Task inputs start

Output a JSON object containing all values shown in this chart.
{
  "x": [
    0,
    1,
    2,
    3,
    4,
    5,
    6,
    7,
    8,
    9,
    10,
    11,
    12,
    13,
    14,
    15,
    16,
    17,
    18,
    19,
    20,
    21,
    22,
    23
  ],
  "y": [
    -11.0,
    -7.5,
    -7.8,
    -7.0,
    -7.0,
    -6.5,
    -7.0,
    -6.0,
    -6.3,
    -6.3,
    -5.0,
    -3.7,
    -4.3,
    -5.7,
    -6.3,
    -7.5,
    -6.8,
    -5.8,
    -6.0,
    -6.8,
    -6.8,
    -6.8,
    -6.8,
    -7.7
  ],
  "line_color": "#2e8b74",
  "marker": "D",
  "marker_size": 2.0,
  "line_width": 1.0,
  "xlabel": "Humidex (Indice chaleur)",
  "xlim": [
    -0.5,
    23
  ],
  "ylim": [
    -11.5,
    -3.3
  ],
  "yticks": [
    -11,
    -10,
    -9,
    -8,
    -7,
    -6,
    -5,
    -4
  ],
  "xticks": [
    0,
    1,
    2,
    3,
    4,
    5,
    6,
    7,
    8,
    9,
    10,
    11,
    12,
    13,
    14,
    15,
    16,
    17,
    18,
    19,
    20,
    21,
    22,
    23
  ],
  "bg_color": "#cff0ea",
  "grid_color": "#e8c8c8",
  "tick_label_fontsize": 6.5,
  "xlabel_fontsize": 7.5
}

Task inputs end

— Work required —
Each of the records should be retyped exactly.

— Reply —
Output a JSON object containing all values shown in this chart.
{
  "x": [
    0,
    1,
    2,
    3,
    4,
    5,
    6,
    7,
    8,
    9,
    10,
    11,
    12,
    13,
    14,
    15,
    16,
    17,
    18,
    19,
    20,
    21,
    22,
    23
  ],
  "y": [
    -11.0,
    -7.5,
    -7.8,
    -7.0,
    -7.0,
    -6.5,
    -7.0,
    -6.0,
    -6.3,
    -6.3,
    -5.0,
    -3.7,
    -4.3,
    -5.7,
    -6.3,
    -7.5,
    -6.8,
    -5.8,
    -6.0,
    -6.8,
    -6.8,
    -6.8,
    -6.8,
    -7.7
  ],
  "line_color": "#2e8b74",
  "marker": "D",
  "marker_size": 2.0,
  "line_width": 1.0,
  "xlabel": "Humidex (Indice chaleur)",
  "xlim": [
    -0.5,
    23
  ],
  "ylim": [
    -11.5,
    -3.3
  ],
  "yticks": [
    -11,
    -10,
    -9,
    -8,
    -7,
    -6,
    -5,
    -4
  ],
  "xticks": [
    0,
    1,
    2,
    3,
    4,
    5,
    6,
    7,
    8,
    9,
    10,
    11,
    12,
    13,
    14,
    15,
    16,
    17,
    18,
    19,
    20,
    21,
    22,
    23
  ],
  "bg_color": "#cff0ea",
  "grid_color": "#e8c8c8",
  "tick_label_fontsize": 6.5,
  "xlabel_fontsize": 7.5
}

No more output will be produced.